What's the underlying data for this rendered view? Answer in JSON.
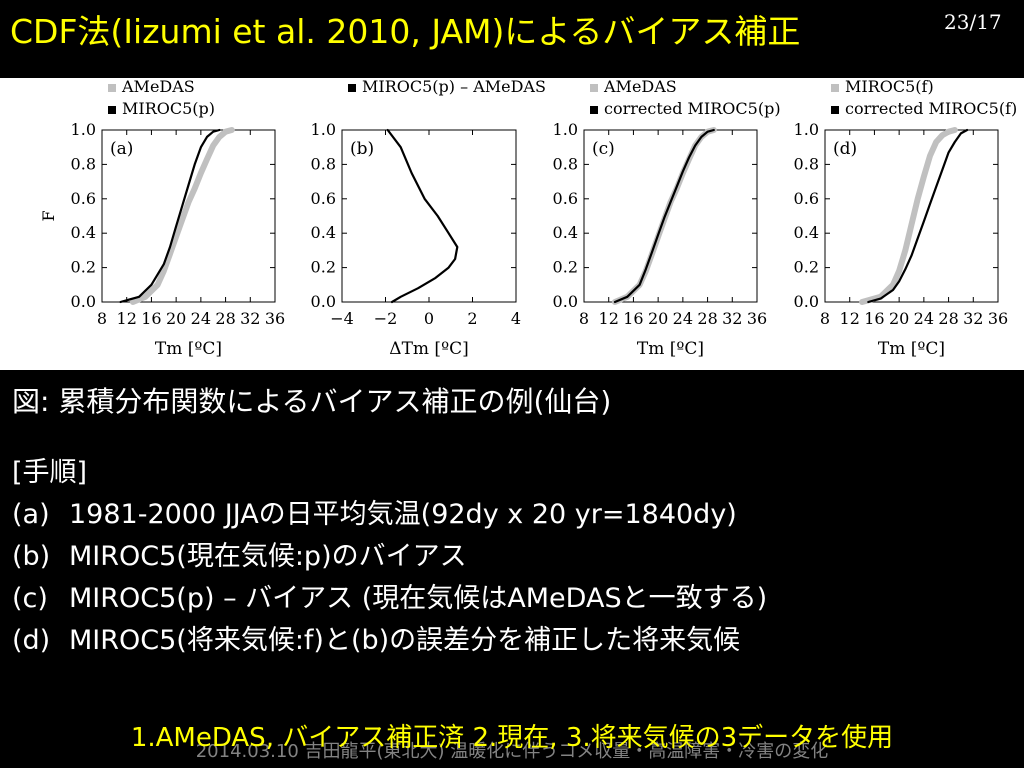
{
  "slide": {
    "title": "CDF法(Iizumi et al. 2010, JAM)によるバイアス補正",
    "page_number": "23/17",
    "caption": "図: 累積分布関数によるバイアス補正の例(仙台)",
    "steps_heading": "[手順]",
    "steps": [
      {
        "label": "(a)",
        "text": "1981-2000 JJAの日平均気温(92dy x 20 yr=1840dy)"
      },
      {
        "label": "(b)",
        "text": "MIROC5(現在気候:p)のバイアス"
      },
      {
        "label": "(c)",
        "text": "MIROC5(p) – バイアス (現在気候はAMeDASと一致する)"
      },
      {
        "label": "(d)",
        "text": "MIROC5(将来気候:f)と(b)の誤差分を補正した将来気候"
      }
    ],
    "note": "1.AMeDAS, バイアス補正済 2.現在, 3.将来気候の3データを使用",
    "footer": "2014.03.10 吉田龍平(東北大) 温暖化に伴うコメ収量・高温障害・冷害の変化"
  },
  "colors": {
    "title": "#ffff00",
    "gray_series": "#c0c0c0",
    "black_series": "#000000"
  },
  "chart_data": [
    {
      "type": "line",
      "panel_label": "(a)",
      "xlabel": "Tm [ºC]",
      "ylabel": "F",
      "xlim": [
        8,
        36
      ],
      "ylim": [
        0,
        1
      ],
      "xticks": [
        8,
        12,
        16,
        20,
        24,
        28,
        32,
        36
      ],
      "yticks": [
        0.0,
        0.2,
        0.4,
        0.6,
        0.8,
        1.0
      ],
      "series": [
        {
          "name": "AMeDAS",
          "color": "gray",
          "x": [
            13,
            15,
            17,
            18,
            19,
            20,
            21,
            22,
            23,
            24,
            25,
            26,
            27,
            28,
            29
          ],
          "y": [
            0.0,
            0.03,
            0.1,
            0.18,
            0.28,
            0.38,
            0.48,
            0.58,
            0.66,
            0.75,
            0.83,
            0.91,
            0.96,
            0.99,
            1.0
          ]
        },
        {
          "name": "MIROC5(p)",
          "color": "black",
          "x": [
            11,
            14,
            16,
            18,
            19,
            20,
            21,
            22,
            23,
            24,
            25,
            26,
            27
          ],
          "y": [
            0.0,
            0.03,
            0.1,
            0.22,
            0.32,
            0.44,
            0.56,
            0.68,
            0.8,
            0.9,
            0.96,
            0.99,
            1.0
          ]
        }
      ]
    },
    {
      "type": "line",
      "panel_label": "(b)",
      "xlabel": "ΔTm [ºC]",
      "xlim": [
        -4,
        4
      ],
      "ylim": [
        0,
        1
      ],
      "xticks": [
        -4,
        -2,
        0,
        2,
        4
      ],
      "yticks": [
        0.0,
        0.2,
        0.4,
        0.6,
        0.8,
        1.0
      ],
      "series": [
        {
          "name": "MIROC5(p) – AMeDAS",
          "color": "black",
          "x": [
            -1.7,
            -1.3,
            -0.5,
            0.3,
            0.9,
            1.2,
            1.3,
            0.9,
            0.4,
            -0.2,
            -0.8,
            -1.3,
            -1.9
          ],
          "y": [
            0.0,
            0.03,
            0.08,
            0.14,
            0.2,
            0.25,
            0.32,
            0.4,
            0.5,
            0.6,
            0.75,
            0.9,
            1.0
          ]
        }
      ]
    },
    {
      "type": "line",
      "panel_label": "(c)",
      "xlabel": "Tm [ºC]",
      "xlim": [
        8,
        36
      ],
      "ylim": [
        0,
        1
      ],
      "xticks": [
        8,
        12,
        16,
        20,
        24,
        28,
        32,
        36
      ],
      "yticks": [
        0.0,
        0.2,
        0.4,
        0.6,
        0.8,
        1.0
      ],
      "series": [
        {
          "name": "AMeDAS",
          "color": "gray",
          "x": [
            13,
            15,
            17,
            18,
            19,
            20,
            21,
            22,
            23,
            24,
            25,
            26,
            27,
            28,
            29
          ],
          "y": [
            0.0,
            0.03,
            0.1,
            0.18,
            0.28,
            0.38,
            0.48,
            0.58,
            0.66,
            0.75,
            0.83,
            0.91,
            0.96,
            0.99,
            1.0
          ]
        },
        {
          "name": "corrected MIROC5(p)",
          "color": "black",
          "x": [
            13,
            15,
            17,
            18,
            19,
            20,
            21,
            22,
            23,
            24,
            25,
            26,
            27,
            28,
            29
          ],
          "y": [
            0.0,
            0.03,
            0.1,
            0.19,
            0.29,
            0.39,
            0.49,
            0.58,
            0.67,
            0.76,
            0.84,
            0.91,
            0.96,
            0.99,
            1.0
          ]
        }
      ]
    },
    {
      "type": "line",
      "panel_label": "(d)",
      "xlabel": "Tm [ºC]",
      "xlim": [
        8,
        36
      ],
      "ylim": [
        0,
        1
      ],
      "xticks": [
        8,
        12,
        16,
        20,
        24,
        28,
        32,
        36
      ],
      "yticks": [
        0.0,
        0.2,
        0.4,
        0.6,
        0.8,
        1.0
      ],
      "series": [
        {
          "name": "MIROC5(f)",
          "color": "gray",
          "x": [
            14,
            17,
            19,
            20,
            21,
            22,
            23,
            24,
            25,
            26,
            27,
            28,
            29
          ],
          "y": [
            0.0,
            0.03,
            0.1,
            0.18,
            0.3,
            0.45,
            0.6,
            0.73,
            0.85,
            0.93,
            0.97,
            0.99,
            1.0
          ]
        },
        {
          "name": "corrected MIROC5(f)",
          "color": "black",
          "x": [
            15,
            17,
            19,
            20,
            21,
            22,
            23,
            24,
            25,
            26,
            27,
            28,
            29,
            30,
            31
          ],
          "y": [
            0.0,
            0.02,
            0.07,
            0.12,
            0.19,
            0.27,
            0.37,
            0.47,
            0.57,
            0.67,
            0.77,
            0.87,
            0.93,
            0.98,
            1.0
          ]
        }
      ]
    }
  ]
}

**GIVEN REQUEST:**
Quote the records above in full, dropping each picture.

**WRITTEN REPLY:**
What's the underlying data for this rendered view? Answer in JSON.
{
  "slide": {
    "title": "CDF法(Iizumi et al. 2010, JAM)によるバイアス補正",
    "page_number": "23/17",
    "caption": "図: 累積分布関数によるバイアス補正の例(仙台)",
    "steps_heading": "[手順]",
    "steps": [
      {
        "label": "(a)",
        "text": "1981-2000 JJAの日平均気温(92dy x 20 yr=1840dy)"
      },
      {
        "label": "(b)",
        "text": "MIROC5(現在気候:p)のバイアス"
      },
      {
        "label": "(c)",
        "text": "MIROC5(p) – バイアス (現在気候はAMeDASと一致する)"
      },
      {
        "label": "(d)",
        "text": "MIROC5(将来気候:f)と(b)の誤差分を補正した将来気候"
      }
    ],
    "note": "1.AMeDAS, バイアス補正済 2.現在, 3.将来気候の3データを使用",
    "footer": "2014.03.10 吉田龍平(東北大) 温暖化に伴うコメ収量・高温障害・冷害の変化"
  },
  "colors": {
    "title": "#ffff00",
    "gray_series": "#c0c0c0",
    "black_series": "#000000"
  },
  "chart_data": [
    {
      "type": "line",
      "panel_label": "(a)",
      "xlabel": "Tm [ºC]",
      "ylabel": "F",
      "xlim": [
        8,
        36
      ],
      "ylim": [
        0,
        1
      ],
      "xticks": [
        8,
        12,
        16,
        20,
        24,
        28,
        32,
        36
      ],
      "yticks": [
        0.0,
        0.2,
        0.4,
        0.6,
        0.8,
        1.0
      ],
      "series": [
        {
          "name": "AMeDAS",
          "color": "gray",
          "x": [
            13,
            15,
            17,
            18,
            19,
            20,
            21,
            22,
            23,
            24,
            25,
            26,
            27,
            28,
            29
          ],
          "y": [
            0.0,
            0.03,
            0.1,
            0.18,
            0.28,
            0.38,
            0.48,
            0.58,
            0.66,
            0.75,
            0.83,
            0.91,
            0.96,
            0.99,
            1.0
          ]
        },
        {
          "name": "MIROC5(p)",
          "color": "black",
          "x": [
            11,
            14,
            16,
            18,
            19,
            20,
            21,
            22,
            23,
            24,
            25,
            26,
            27
          ],
          "y": [
            0.0,
            0.03,
            0.1,
            0.22,
            0.32,
            0.44,
            0.56,
            0.68,
            0.8,
            0.9,
            0.96,
            0.99,
            1.0
          ]
        }
      ]
    },
    {
      "type": "line",
      "panel_label": "(b)",
      "xlabel": "ΔTm [ºC]",
      "xlim": [
        -4,
        4
      ],
      "ylim": [
        0,
        1
      ],
      "xticks": [
        -4,
        -2,
        0,
        2,
        4
      ],
      "yticks": [
        0.0,
        0.2,
        0.4,
        0.6,
        0.8,
        1.0
      ],
      "series": [
        {
          "name": "MIROC5(p) – AMeDAS",
          "color": "black",
          "x": [
            -1.7,
            -1.3,
            -0.5,
            0.3,
            0.9,
            1.2,
            1.3,
            0.9,
            0.4,
            -0.2,
            -0.8,
            -1.3,
            -1.9
          ],
          "y": [
            0.0,
            0.03,
            0.08,
            0.14,
            0.2,
            0.25,
            0.32,
            0.4,
            0.5,
            0.6,
            0.75,
            0.9,
            1.0
          ]
        }
      ]
    },
    {
      "type": "line",
      "panel_label": "(c)",
      "xlabel": "Tm [ºC]",
      "xlim": [
        8,
        36
      ],
      "ylim": [
        0,
        1
      ],
      "xticks": [
        8,
        12,
        16,
        20,
        24,
        28,
        32,
        36
      ],
      "yticks": [
        0.0,
        0.2,
        0.4,
        0.6,
        0.8,
        1.0
      ],
      "series": [
        {
          "name": "AMeDAS",
          "color": "gray",
          "x": [
            13,
            15,
            17,
            18,
            19,
            20,
            21,
            22,
            23,
            24,
            25,
            26,
            27,
            28,
            29
          ],
          "y": [
            0.0,
            0.03,
            0.1,
            0.18,
            0.28,
            0.38,
            0.48,
            0.58,
            0.66,
            0.75,
            0.83,
            0.91,
            0.96,
            0.99,
            1.0
          ]
        },
        {
          "name": "corrected MIROC5(p)",
          "color": "black",
          "x": [
            13,
            15,
            17,
            18,
            19,
            20,
            21,
            22,
            23,
            24,
            25,
            26,
            27,
            28,
            29
          ],
          "y": [
            0.0,
            0.03,
            0.1,
            0.19,
            0.29,
            0.39,
            0.49,
            0.58,
            0.67,
            0.76,
            0.84,
            0.91,
            0.96,
            0.99,
            1.0
          ]
        }
      ]
    },
    {
      "type": "line",
      "panel_label": "(d)",
      "xlabel": "Tm [ºC]",
      "xlim": [
        8,
        36
      ],
      "ylim": [
        0,
        1
      ],
      "xticks": [
        8,
        12,
        16,
        20,
        24,
        28,
        32,
        36
      ],
      "yticks": [
        0.0,
        0.2,
        0.4,
        0.6,
        0.8,
        1.0
      ],
      "series": [
        {
          "name": "MIROC5(f)",
          "color": "gray",
          "x": [
            14,
            17,
            19,
            20,
            21,
            22,
            23,
            24,
            25,
            26,
            27,
            28,
            29
          ],
          "y": [
            0.0,
            0.03,
            0.1,
            0.18,
            0.3,
            0.45,
            0.6,
            0.73,
            0.85,
            0.93,
            0.97,
            0.99,
            1.0
          ]
        },
        {
          "name": "corrected MIROC5(f)",
          "color": "black",
          "x": [
            15,
            17,
            19,
            20,
            21,
            22,
            23,
            24,
            25,
            26,
            27,
            28,
            29,
            30,
            31
          ],
          "y": [
            0.0,
            0.02,
            0.07,
            0.12,
            0.19,
            0.27,
            0.37,
            0.47,
            0.57,
            0.67,
            0.77,
            0.87,
            0.93,
            0.98,
            1.0
          ]
        }
      ]
    }
  ]
}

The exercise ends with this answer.